-- Job --
Determine the number of lines in the listing below where the string "Cutting" occurs; answer with the number alone.

+++ Exercise material +++

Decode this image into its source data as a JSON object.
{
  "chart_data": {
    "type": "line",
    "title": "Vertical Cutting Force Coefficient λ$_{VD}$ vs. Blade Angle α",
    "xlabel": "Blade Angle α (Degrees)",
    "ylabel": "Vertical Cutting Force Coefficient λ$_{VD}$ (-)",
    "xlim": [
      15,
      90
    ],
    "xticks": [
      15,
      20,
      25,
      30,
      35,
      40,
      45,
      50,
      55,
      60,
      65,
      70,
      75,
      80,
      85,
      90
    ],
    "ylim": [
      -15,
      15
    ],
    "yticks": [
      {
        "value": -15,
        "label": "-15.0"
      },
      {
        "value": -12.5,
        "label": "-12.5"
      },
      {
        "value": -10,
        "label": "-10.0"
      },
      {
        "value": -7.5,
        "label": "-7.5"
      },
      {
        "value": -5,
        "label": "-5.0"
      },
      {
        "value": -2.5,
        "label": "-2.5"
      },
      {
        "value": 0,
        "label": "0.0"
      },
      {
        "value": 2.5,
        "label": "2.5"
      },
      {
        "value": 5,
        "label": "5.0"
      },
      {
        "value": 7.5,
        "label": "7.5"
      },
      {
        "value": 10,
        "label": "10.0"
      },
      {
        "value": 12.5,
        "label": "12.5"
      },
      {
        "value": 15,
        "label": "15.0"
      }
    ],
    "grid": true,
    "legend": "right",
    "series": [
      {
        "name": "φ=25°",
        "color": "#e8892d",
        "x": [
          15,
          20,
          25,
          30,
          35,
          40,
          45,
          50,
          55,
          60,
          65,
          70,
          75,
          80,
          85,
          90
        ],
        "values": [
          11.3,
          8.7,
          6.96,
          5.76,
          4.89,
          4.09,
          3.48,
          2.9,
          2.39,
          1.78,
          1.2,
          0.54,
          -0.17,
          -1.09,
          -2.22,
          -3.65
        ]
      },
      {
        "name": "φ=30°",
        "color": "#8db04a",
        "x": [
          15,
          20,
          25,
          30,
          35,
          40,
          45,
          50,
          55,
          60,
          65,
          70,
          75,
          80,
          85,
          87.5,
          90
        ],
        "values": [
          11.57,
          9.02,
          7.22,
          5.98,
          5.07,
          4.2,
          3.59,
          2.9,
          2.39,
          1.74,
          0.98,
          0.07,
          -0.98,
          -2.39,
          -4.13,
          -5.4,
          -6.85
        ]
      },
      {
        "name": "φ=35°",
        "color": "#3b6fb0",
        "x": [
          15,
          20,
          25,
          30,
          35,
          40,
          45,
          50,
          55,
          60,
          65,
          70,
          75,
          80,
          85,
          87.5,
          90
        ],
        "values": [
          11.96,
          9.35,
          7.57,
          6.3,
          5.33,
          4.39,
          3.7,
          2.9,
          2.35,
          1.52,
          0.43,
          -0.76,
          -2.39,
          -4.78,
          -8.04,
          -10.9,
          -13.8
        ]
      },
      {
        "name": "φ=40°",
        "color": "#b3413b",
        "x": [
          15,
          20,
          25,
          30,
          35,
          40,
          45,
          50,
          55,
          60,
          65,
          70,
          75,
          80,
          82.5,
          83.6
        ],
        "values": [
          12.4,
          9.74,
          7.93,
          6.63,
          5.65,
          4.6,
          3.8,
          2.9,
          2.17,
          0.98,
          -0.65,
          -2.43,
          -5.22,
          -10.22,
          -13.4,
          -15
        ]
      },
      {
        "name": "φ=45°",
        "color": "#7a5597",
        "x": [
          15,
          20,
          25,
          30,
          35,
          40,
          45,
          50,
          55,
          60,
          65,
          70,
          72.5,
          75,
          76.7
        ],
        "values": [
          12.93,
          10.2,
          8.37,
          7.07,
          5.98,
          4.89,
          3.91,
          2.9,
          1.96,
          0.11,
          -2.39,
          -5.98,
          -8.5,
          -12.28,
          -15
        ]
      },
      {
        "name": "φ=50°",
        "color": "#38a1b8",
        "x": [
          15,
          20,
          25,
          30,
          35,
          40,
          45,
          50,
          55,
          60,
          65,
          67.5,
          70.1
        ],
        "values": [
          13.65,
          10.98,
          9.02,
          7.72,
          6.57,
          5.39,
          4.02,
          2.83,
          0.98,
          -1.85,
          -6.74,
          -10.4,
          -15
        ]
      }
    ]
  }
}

+++

-- Solution below --
2